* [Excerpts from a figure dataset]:
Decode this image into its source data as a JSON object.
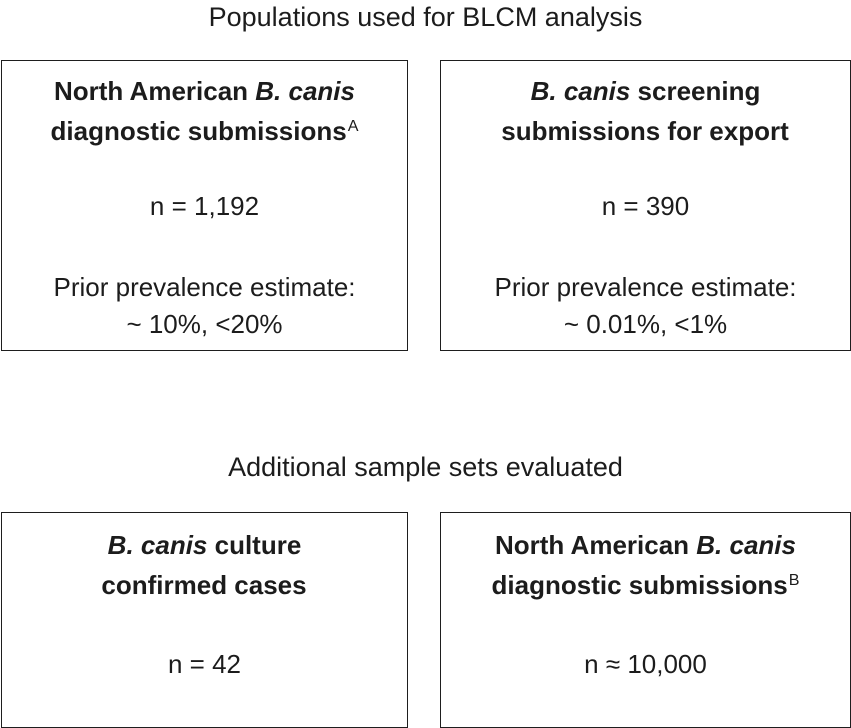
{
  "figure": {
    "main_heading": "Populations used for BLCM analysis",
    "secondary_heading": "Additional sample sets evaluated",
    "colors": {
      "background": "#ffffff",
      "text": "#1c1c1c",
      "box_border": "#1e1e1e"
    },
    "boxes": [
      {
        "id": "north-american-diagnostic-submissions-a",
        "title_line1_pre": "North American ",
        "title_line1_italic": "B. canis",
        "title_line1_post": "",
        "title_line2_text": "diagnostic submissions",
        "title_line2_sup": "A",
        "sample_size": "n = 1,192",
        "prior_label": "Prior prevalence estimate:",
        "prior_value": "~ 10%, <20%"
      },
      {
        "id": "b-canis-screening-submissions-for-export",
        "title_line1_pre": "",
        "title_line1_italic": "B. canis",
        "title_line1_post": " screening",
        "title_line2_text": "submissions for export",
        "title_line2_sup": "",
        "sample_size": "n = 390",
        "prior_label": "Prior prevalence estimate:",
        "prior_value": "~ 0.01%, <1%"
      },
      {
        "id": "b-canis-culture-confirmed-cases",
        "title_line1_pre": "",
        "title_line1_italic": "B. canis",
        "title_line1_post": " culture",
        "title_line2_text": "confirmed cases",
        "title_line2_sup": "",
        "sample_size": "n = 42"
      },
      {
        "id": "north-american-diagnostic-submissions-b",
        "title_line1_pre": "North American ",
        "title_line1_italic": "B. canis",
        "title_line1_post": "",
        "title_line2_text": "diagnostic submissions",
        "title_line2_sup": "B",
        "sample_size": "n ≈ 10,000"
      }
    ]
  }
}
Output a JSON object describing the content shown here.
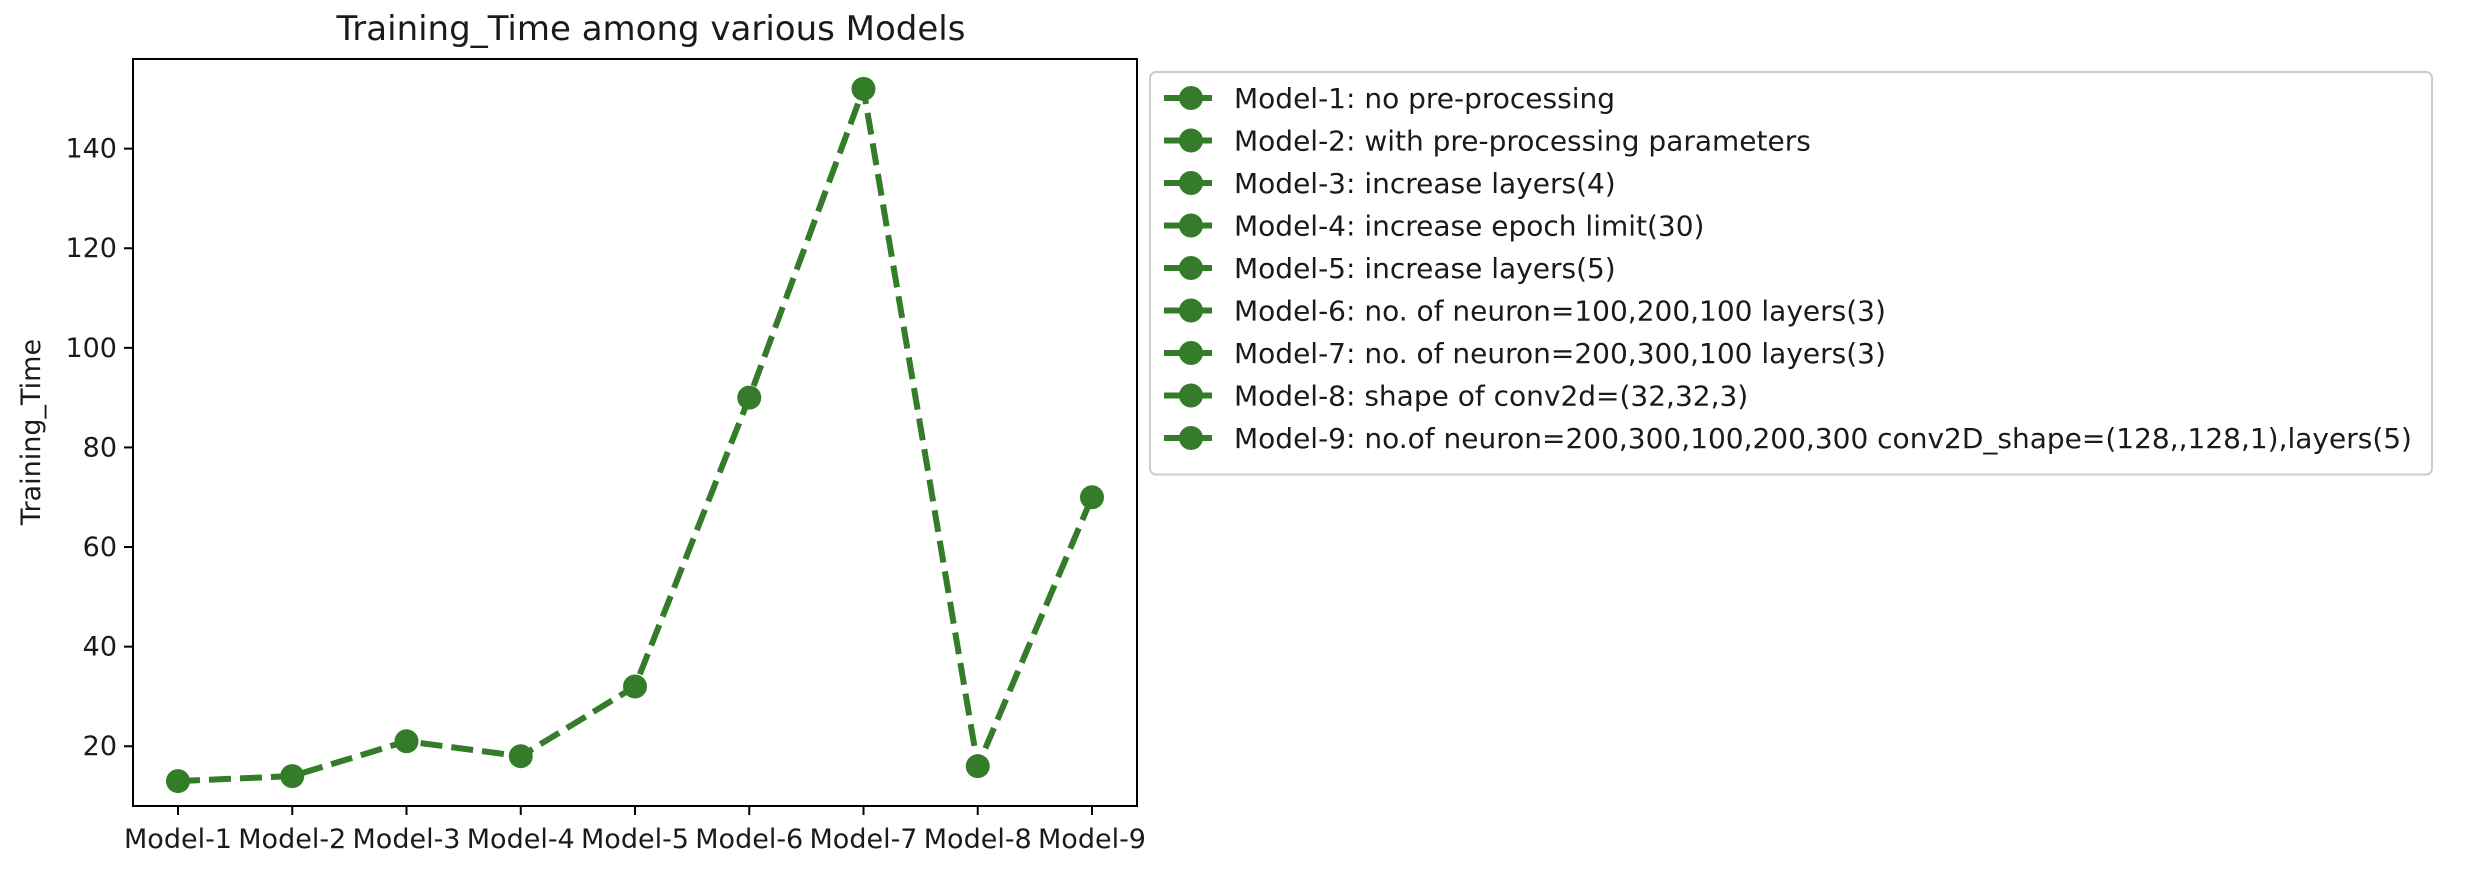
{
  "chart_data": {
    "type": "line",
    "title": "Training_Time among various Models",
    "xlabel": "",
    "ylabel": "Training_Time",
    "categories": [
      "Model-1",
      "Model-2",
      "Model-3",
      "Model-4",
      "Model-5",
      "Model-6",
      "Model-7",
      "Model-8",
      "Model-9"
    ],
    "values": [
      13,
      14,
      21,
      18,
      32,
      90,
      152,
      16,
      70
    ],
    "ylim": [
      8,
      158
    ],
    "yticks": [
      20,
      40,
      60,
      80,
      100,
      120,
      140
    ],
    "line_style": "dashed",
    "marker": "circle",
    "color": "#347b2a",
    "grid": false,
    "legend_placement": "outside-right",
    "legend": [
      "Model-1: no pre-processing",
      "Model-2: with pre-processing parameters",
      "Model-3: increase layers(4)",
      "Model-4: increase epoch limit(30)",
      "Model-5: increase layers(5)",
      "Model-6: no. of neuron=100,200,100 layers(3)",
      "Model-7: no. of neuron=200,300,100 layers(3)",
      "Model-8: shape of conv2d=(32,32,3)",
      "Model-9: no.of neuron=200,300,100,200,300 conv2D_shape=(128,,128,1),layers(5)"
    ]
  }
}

* [What is expected]:
Find out how many lines in the listing contain the string "cases". Give the number alone.

* [Answer below]:
2